* What is required *
Write out every entry, unchanged. Skip any picture.

* Entries supplied *
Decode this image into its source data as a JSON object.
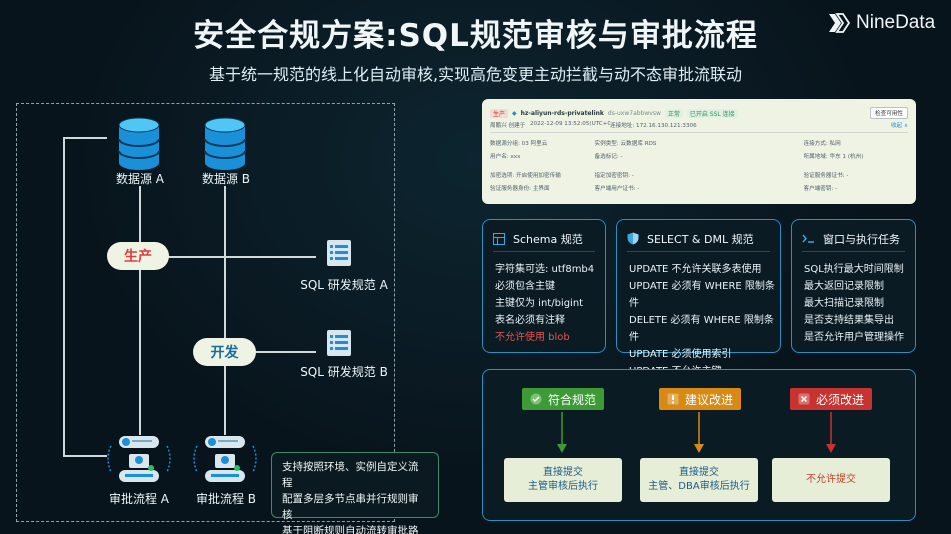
{
  "header": {
    "title": "安全合规方案:SQL规范审核与审批流程",
    "subtitle": "基于统一规范的线上化自动审核,实现高危变更主动拦截与动不态审批流联动",
    "brand": "NineData"
  },
  "diagram": {
    "datasources": [
      "数据源 A",
      "数据源 B"
    ],
    "environments": {
      "prod": "生产",
      "dev": "开发"
    },
    "specs": [
      "SQL 研发规范 A",
      "SQL 研发规范 B"
    ],
    "approvals": [
      "审批流程 A",
      "审批流程 B"
    ],
    "note": [
      "支持按照环境、实例自定义流程",
      "配置多层多节点串并行规则审核",
      "基于阻断规则自动流转审批路由"
    ]
  },
  "screenshot": {
    "tag": "生产",
    "name": "hz-aliyun-rds-privatelink",
    "id": "ds-uxw7abbwvsw",
    "status_cert": "正常",
    "status_conn": "已开启 SSL 连接",
    "button": "检查可用性",
    "creator": "周鹏兴 创建于",
    "created": "2022-12-09 13:52:05(UTC+08:00)",
    "address": "连接地址: 172.16.130.121:3306",
    "collapse": "收起 ∧",
    "rows": [
      [
        "数据源分组: 03 阿里云",
        "实例类型: 云数据库 RDS",
        "",
        "连接方式: 私网"
      ],
      [
        "用户名: xxx",
        "备选标记: -",
        "",
        "所属地域: 华东 1 (杭州)"
      ],
      [
        "加密选项: 开启使用加密传输",
        "指定加密密钥: -",
        "",
        "验证服务器证书: -"
      ],
      [
        "验证服务器身份: 主界面",
        "客户端用户证书: -",
        "",
        "客户端密钥: -"
      ]
    ]
  },
  "cards": [
    {
      "title": "Schema 规范",
      "icon": "table-icon",
      "items": [
        "字符集可选: utf8mb4",
        "必须包含主键",
        "主键仅为 int/bigint",
        "表名必须有注释"
      ],
      "warn": "不允许使用 blob"
    },
    {
      "title": "SELECT & DML 规范",
      "icon": "shield-icon",
      "items": [
        "UPDATE 不允许关联多表使用",
        "UPDATE 必须有 WHERE 限制条件",
        "DELETE 必须有 WHERE 限制条件",
        "UPDATE 必须使用索引",
        "UPDATE 不允许主键"
      ],
      "warn": ""
    },
    {
      "title": "窗口与执行任务",
      "icon": "terminal-icon",
      "items": [
        "SQL执行最大时间限制",
        "最大返回记录限制",
        "最大扫描记录限制",
        "是否支持结果集导出",
        "是否允许用户管理操作"
      ],
      "warn": ""
    }
  ],
  "review": {
    "badges": [
      "符合规范",
      "建议改进",
      "必须改进"
    ],
    "results": [
      [
        "直接提交",
        "主管审核后执行"
      ],
      [
        "直接提交",
        "主管、DBA审核后执行"
      ],
      [
        "不允许提交"
      ]
    ]
  },
  "colors": {
    "green": "#3d9b35",
    "orange": "#d98a14",
    "red": "#c8332f",
    "accent": "#2b8fc0"
  }
}
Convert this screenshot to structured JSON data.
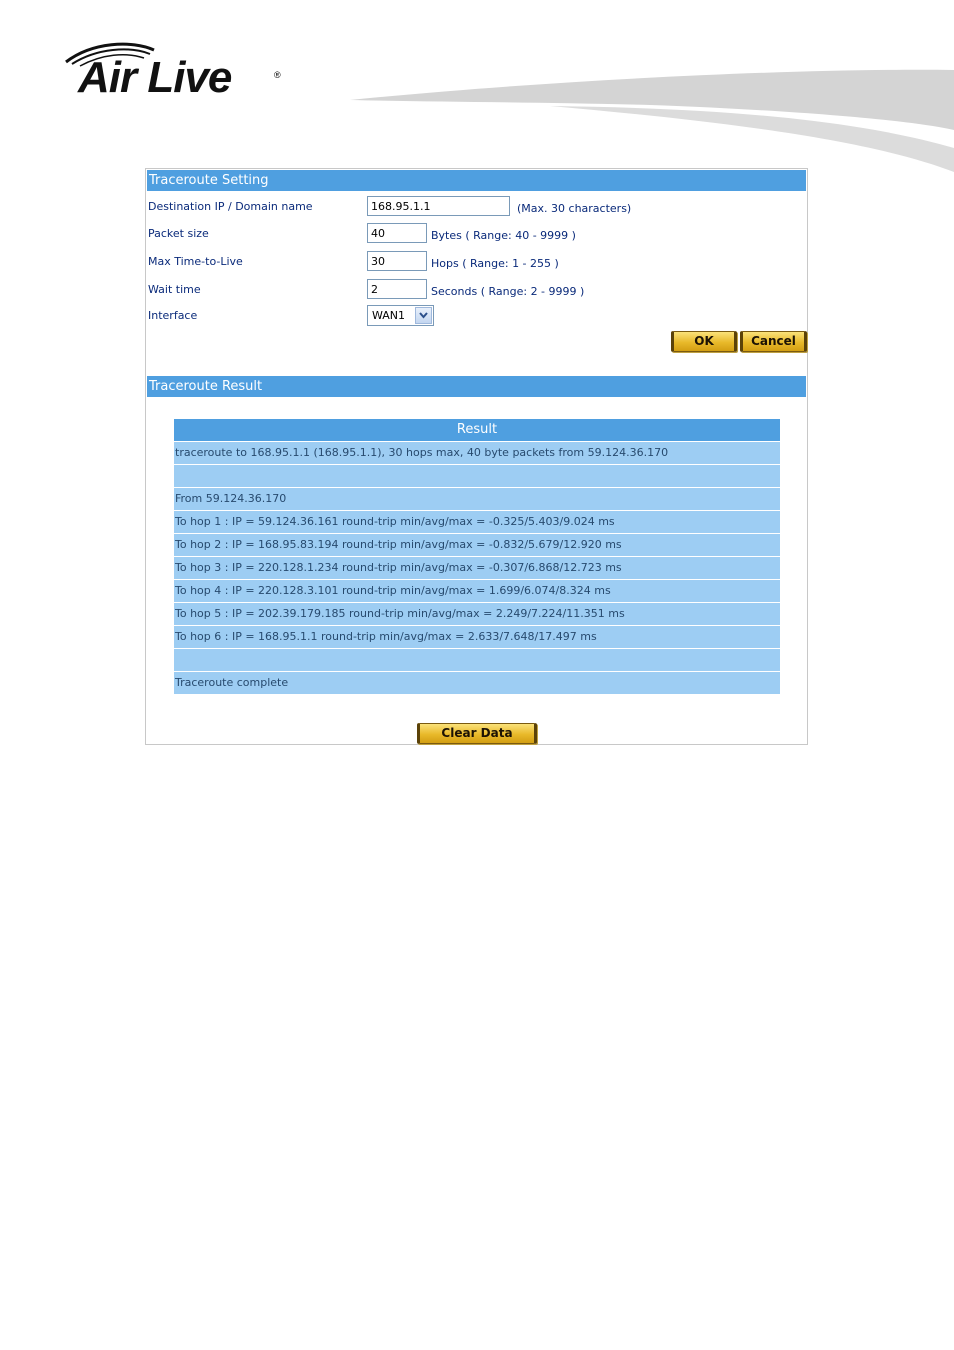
{
  "logo": {
    "text": "Air Live",
    "reg": "®"
  },
  "setting": {
    "title": "Traceroute Setting",
    "fields": [
      {
        "label": "Destination IP / Domain name",
        "value": "168.95.1.1",
        "hint": "(Max. 30 characters)"
      },
      {
        "label": "Packet size",
        "value": "40",
        "hint": "Bytes  ( Range: 40 - 9999 )"
      },
      {
        "label": "Max Time-to-Live",
        "value": "30",
        "hint": "Hops  ( Range: 1 - 255 )"
      },
      {
        "label": "Wait time",
        "value": "2",
        "hint": "Seconds  ( Range: 2 - 9999 )"
      },
      {
        "label": "Interface",
        "value": "WAN1"
      }
    ],
    "ok_label": "OK",
    "cancel_label": "Cancel"
  },
  "result": {
    "title": "Traceroute Result",
    "header": "Result",
    "rows": [
      "traceroute to 168.95.1.1 (168.95.1.1), 30 hops max, 40 byte packets from 59.124.36.170",
      "",
      "From 59.124.36.170",
      "To hop 1 : IP = 59.124.36.161  round-trip min/avg/max = -0.325/5.403/9.024 ms",
      "To hop 2 : IP = 168.95.83.194  round-trip min/avg/max = -0.832/5.679/12.920 ms",
      "To hop 3 : IP = 220.128.1.234  round-trip min/avg/max = -0.307/6.868/12.723 ms",
      "To hop 4 : IP = 220.128.3.101  round-trip min/avg/max = 1.699/6.074/8.324 ms",
      "To hop 5 : IP = 202.39.179.185  round-trip min/avg/max = 2.249/7.224/11.351 ms",
      "To hop 6 : IP = 168.95.1.1  round-trip min/avg/max = 2.633/7.648/17.497 ms",
      "",
      "Traceroute complete"
    ],
    "clear_label": "Clear Data"
  },
  "colors": {
    "bar": "#4f9fe0",
    "row": "#9dcdf3",
    "button": "#e8b92a"
  }
}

* Output for this exercise *
Decode this image into its source data as a JSON object.
{
  "header": {
    "title": "安全合规方案:SQL规范审核与审批流程",
    "subtitle": "基于统一规范的线上化自动审核,实现高危变更主动拦截与动不态审批流联动",
    "brand": "NineData"
  },
  "diagram": {
    "datasources": [
      "数据源 A",
      "数据源 B"
    ],
    "environments": {
      "prod": "生产",
      "dev": "开发"
    },
    "specs": [
      "SQL 研发规范 A",
      "SQL 研发规范 B"
    ],
    "approvals": [
      "审批流程 A",
      "审批流程 B"
    ],
    "note": [
      "支持按照环境、实例自定义流程",
      "配置多层多节点串并行规则审核",
      "基于阻断规则自动流转审批路由"
    ]
  },
  "screenshot": {
    "tag": "生产",
    "name": "hz-aliyun-rds-privatelink",
    "id": "ds-uxw7abbwvsw",
    "status_cert": "正常",
    "status_conn": "已开启 SSL 连接",
    "button": "检查可用性",
    "creator": "周鹏兴 创建于",
    "created": "2022-12-09 13:52:05(UTC+08:00)",
    "address": "连接地址: 172.16.130.121:3306",
    "collapse": "收起 ∧",
    "rows": [
      [
        "数据源分组: 03 阿里云",
        "实例类型: 云数据库 RDS",
        "",
        "连接方式: 私网"
      ],
      [
        "用户名: xxx",
        "备选标记: -",
        "",
        "所属地域: 华东 1 (杭州)"
      ],
      [
        "加密选项: 开启使用加密传输",
        "指定加密密钥: -",
        "",
        "验证服务器证书: -"
      ],
      [
        "验证服务器身份: 主界面",
        "客户端用户证书: -",
        "",
        "客户端密钥: -"
      ]
    ]
  },
  "cards": [
    {
      "title": "Schema 规范",
      "icon": "table-icon",
      "items": [
        "字符集可选: utf8mb4",
        "必须包含主键",
        "主键仅为 int/bigint",
        "表名必须有注释"
      ],
      "warn": "不允许使用 blob"
    },
    {
      "title": "SELECT & DML 规范",
      "icon": "shield-icon",
      "items": [
        "UPDATE 不允许关联多表使用",
        "UPDATE 必须有 WHERE 限制条件",
        "DELETE 必须有 WHERE 限制条件",
        "UPDATE 必须使用索引",
        "UPDATE 不允许主键"
      ],
      "warn": ""
    },
    {
      "title": "窗口与执行任务",
      "icon": "terminal-icon",
      "items": [
        "SQL执行最大时间限制",
        "最大返回记录限制",
        "最大扫描记录限制",
        "是否支持结果集导出",
        "是否允许用户管理操作"
      ],
      "warn": ""
    }
  ],
  "review": {
    "badges": [
      "符合规范",
      "建议改进",
      "必须改进"
    ],
    "results": [
      [
        "直接提交",
        "主管审核后执行"
      ],
      [
        "直接提交",
        "主管、DBA审核后执行"
      ],
      [
        "不允许提交"
      ]
    ]
  },
  "colors": {
    "green": "#3d9b35",
    "orange": "#d98a14",
    "red": "#c8332f",
    "accent": "#2b8fc0"
  }
}
Convert this screenshot to structured JSON data.
{
  "logo": {
    "text": "Air Live",
    "reg": "®"
  },
  "setting": {
    "title": "Traceroute Setting",
    "fields": [
      {
        "label": "Destination IP / Domain name",
        "value": "168.95.1.1",
        "hint": "(Max. 30 characters)"
      },
      {
        "label": "Packet size",
        "value": "40",
        "hint": "Bytes  ( Range: 40 - 9999 )"
      },
      {
        "label": "Max Time-to-Live",
        "value": "30",
        "hint": "Hops  ( Range: 1 - 255 )"
      },
      {
        "label": "Wait time",
        "value": "2",
        "hint": "Seconds  ( Range: 2 - 9999 )"
      },
      {
        "label": "Interface",
        "value": "WAN1"
      }
    ],
    "ok_label": "OK",
    "cancel_label": "Cancel"
  },
  "result": {
    "title": "Traceroute Result",
    "header": "Result",
    "rows": [
      "traceroute to 168.95.1.1 (168.95.1.1), 30 hops max, 40 byte packets from 59.124.36.170",
      "",
      "From 59.124.36.170",
      "To hop 1 : IP = 59.124.36.161  round-trip min/avg/max = -0.325/5.403/9.024 ms",
      "To hop 2 : IP = 168.95.83.194  round-trip min/avg/max = -0.832/5.679/12.920 ms",
      "To hop 3 : IP = 220.128.1.234  round-trip min/avg/max = -0.307/6.868/12.723 ms",
      "To hop 4 : IP = 220.128.3.101  round-trip min/avg/max = 1.699/6.074/8.324 ms",
      "To hop 5 : IP = 202.39.179.185  round-trip min/avg/max = 2.249/7.224/11.351 ms",
      "To hop 6 : IP = 168.95.1.1  round-trip min/avg/max = 2.633/7.648/17.497 ms",
      "",
      "Traceroute complete"
    ],
    "clear_label": "Clear Data"
  },
  "colors": {
    "bar": "#4f9fe0",
    "row": "#9dcdf3",
    "button": "#e8b92a"
  }
}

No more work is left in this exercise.